━━━ TASK DATA
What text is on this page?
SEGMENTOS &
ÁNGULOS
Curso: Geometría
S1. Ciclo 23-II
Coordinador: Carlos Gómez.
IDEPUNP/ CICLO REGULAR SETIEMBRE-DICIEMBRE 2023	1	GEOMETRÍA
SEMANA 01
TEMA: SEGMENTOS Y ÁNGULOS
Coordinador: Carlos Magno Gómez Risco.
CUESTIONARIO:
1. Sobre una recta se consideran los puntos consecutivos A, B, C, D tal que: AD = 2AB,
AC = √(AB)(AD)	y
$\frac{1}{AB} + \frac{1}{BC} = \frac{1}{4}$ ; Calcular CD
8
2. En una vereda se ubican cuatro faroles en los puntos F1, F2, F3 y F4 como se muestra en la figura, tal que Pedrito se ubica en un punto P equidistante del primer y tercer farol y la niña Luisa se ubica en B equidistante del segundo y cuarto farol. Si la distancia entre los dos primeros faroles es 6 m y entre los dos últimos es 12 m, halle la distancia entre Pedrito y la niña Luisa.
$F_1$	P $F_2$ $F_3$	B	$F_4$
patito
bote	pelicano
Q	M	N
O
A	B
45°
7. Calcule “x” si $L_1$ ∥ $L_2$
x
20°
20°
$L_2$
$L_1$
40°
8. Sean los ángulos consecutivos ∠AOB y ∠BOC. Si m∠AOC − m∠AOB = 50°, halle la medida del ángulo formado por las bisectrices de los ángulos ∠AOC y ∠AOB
━━━━━━
- CHALLENGE -
Go back to the listing above and please repeat it exactly.

- WRITTEN ANSWER -
What text is on this page?
SEGMENTOS &
ÁNGULOS
Curso: Geometría
S1. Ciclo 23-II
Coordinador: Carlos Gómez.
IDEPUNP/ CICLO REGULAR SETIEMBRE-DICIEMBRE 2023	1	GEOMETRÍA
SEMANA 01
TEMA: SEGMENTOS Y ÁNGULOS
Coordinador: Carlos Magno Gómez Risco.
CUESTIONARIO:
1. Sobre una recta se consideran los puntos consecutivos A, B, C, D tal que: AD = 2AB,
AC = √(AB)(AD)	y
$\frac{1}{AB} + \frac{1}{BC} = \frac{1}{4}$ ; Calcular CD
8
2. En una vereda se ubican cuatro faroles en los puntos F1, F2, F3 y F4 como se muestra en la figura, tal que Pedrito se ubica en un punto P equidistante del primer y tercer farol y la niña Luisa se ubica en B equidistante del segundo y cuarto farol. Si la distancia entre los dos primeros faroles es 6 m y entre los dos últimos es 12 m, halle la distancia entre Pedrito y la niña Luisa.
$F_1$	P $F_2$ $F_3$	B	$F_4$
patito
bote	pelicano
Q	M	N
O
A	B
45°
7. Calcule “x” si $L_1$ ∥ $L_2$
x
20°
20°
$L_2$
$L_1$
40°
8. Sean los ángulos consecutivos ∠AOB y ∠BOC. Si m∠AOC − m∠AOB = 50°, halle la medida del ángulo formado por las bisectrices de los ángulos ∠AOC y ∠AOB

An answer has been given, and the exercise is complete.